begin

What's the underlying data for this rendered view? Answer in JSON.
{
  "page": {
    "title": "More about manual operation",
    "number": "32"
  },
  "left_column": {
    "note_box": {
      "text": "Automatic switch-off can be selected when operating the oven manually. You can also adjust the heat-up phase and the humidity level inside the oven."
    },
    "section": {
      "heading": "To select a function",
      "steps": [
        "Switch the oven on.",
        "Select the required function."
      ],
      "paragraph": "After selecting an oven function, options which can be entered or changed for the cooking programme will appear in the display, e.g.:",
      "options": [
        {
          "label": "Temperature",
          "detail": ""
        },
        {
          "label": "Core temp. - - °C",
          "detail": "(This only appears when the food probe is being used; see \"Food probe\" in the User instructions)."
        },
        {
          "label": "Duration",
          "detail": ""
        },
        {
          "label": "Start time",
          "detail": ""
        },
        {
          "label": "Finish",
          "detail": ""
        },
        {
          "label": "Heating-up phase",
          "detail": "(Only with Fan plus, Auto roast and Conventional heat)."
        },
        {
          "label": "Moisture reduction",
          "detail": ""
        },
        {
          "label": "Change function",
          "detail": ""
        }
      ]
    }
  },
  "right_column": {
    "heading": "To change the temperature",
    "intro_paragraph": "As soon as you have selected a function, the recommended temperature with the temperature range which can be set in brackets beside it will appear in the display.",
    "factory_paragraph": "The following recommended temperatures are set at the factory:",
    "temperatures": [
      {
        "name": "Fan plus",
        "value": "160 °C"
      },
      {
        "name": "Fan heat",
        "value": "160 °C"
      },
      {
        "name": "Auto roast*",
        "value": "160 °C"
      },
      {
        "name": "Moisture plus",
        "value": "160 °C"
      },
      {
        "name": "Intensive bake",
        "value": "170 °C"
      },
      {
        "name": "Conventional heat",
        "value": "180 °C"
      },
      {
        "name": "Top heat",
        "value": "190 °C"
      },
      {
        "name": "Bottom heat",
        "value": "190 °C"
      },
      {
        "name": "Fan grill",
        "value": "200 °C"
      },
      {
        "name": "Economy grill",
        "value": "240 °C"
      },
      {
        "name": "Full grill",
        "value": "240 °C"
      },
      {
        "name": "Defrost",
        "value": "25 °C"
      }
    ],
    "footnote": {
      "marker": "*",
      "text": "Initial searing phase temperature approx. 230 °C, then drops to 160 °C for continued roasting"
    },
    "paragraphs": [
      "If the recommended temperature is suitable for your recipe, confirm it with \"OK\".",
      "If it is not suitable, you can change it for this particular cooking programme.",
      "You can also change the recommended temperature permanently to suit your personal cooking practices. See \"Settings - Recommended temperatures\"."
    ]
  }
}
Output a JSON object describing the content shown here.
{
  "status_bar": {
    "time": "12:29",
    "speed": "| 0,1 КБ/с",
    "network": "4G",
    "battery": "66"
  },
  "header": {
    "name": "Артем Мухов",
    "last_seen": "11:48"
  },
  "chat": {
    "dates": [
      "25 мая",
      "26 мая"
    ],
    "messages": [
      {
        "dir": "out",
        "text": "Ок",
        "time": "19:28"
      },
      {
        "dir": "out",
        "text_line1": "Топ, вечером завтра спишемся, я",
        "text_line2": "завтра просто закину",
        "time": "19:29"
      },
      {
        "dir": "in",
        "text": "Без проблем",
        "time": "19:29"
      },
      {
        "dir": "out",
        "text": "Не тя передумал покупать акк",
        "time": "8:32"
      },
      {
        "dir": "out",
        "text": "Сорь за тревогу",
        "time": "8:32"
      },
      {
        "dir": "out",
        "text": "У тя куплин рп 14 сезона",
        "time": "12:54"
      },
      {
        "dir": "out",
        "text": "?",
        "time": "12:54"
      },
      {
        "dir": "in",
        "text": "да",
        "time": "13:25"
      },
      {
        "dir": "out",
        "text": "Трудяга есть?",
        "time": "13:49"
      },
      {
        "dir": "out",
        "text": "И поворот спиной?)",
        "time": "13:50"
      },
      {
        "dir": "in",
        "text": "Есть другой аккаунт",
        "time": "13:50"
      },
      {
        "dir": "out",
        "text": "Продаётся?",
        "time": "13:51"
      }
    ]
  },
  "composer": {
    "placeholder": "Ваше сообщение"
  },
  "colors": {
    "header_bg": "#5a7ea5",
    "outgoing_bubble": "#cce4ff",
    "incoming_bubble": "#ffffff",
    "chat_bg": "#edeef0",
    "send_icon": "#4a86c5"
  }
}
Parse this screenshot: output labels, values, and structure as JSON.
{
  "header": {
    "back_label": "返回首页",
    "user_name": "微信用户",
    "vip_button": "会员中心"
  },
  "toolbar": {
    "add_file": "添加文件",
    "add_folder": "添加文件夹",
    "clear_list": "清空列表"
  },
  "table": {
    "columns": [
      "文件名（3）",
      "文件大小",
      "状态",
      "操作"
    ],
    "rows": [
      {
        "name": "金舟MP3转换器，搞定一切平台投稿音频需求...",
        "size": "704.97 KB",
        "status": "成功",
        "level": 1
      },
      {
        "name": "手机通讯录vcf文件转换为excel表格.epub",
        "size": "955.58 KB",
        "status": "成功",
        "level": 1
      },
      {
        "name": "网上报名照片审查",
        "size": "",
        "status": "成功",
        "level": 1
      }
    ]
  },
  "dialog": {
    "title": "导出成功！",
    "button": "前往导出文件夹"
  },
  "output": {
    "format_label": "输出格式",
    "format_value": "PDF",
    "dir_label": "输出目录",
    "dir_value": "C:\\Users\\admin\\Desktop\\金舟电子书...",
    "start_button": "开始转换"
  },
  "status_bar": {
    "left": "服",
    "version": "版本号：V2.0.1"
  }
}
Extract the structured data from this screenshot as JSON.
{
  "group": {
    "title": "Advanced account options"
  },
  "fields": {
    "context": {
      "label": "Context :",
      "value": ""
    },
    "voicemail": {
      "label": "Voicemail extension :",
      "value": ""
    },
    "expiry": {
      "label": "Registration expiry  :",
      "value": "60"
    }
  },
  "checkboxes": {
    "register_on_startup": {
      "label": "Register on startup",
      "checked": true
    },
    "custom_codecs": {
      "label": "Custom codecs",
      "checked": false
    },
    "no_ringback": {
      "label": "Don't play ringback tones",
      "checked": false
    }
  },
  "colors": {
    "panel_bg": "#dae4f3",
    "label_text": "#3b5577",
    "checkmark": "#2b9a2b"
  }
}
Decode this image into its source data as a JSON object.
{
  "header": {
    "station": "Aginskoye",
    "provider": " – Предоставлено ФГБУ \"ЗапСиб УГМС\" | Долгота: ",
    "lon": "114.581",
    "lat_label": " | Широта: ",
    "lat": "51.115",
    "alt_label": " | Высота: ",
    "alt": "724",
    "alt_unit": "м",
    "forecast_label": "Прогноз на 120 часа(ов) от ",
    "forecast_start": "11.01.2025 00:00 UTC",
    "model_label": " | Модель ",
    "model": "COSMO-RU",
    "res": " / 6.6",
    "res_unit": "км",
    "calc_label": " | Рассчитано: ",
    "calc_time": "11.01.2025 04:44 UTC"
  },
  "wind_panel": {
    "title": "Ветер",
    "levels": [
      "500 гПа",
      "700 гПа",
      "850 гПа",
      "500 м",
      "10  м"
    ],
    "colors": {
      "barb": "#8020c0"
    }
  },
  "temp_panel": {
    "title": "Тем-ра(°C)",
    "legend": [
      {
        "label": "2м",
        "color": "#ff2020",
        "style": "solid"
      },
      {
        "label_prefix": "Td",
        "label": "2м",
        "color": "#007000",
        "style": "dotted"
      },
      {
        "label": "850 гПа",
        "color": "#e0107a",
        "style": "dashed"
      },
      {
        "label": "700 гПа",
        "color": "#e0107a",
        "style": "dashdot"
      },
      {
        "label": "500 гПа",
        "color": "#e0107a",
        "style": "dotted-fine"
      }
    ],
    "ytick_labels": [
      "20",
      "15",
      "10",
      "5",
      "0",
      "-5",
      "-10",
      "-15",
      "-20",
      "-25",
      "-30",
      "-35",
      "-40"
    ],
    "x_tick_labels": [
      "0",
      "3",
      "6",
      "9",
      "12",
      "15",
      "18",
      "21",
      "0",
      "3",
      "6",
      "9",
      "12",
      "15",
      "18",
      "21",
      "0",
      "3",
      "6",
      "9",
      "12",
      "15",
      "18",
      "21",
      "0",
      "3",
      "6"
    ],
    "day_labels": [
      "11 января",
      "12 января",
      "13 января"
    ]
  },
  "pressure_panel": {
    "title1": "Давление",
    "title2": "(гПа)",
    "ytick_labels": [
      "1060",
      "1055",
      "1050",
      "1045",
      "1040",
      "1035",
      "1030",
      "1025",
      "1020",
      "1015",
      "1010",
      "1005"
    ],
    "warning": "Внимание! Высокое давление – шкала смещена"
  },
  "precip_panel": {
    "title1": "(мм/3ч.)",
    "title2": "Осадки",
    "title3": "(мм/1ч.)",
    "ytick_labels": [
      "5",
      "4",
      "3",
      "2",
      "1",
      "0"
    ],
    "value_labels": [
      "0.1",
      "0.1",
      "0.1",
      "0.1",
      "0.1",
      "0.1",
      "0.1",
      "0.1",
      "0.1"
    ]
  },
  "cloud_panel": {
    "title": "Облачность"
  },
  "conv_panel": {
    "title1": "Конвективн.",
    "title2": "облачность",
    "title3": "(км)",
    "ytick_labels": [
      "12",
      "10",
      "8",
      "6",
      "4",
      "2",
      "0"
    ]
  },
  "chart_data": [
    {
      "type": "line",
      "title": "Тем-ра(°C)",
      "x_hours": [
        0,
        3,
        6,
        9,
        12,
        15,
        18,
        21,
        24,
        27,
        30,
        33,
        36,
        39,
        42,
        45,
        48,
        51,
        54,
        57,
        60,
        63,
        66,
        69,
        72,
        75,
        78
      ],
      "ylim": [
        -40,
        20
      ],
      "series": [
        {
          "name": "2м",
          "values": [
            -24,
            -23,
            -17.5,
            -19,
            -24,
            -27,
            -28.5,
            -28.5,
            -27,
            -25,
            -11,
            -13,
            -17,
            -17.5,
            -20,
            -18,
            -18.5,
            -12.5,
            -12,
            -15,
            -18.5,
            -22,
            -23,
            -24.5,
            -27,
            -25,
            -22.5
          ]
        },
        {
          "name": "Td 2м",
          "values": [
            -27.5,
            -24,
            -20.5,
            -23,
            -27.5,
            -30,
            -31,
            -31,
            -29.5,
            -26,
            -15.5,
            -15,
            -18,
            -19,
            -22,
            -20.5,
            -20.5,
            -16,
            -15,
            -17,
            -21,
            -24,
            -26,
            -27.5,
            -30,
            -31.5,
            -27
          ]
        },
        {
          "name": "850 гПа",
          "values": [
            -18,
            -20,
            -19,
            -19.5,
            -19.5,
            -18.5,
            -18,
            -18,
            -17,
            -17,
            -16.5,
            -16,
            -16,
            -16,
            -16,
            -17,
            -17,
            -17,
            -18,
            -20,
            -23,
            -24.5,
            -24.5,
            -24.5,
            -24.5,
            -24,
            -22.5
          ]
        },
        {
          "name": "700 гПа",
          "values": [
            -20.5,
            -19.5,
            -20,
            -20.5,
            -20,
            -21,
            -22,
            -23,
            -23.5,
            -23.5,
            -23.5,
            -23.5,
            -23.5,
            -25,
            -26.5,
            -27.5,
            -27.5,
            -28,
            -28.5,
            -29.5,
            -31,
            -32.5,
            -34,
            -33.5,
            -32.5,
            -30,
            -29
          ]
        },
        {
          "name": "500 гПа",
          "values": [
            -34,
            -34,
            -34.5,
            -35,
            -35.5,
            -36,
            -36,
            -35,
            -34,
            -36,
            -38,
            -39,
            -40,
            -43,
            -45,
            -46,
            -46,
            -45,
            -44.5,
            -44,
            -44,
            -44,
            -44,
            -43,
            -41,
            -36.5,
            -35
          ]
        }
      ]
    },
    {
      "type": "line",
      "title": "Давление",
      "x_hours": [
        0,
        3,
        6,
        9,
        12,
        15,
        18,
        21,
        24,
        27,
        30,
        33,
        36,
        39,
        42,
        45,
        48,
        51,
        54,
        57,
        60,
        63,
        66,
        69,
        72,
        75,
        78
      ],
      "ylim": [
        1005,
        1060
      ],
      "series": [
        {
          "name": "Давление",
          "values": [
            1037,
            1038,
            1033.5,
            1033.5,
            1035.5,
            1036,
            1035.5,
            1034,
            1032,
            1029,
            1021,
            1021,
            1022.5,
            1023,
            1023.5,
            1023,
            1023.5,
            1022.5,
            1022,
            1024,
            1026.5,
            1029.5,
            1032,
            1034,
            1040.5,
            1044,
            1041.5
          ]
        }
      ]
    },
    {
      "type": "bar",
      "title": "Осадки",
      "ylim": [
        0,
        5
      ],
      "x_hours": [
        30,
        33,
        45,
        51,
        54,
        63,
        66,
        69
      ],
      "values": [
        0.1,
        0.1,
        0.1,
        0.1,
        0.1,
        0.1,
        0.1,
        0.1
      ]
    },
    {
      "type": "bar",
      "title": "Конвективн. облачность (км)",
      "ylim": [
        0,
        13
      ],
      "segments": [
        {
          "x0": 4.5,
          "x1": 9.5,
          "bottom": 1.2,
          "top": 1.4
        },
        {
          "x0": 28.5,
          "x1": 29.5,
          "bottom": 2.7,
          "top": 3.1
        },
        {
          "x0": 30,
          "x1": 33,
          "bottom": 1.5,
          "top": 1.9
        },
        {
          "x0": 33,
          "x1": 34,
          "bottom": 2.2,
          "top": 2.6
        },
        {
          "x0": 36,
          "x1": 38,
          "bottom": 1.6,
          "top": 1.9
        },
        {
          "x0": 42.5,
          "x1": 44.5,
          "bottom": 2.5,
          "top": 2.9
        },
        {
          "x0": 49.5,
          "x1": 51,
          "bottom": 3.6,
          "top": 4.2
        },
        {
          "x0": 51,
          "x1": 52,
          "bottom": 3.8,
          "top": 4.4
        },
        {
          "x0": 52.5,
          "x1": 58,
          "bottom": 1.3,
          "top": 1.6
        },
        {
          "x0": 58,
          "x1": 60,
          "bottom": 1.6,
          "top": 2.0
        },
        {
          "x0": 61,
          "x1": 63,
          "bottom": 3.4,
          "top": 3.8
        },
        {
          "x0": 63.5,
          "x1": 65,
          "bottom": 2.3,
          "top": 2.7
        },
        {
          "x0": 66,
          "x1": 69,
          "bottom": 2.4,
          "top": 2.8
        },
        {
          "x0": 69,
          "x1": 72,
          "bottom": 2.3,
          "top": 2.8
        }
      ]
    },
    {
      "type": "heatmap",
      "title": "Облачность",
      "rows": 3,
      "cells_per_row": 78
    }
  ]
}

end

TASK: Give every line of the material that includes the string "завтра".

SOLUTION BELOW:
        "text_line1": "Топ, вечером завтра спишемся, я",
        "text_line2": "завтра просто закину",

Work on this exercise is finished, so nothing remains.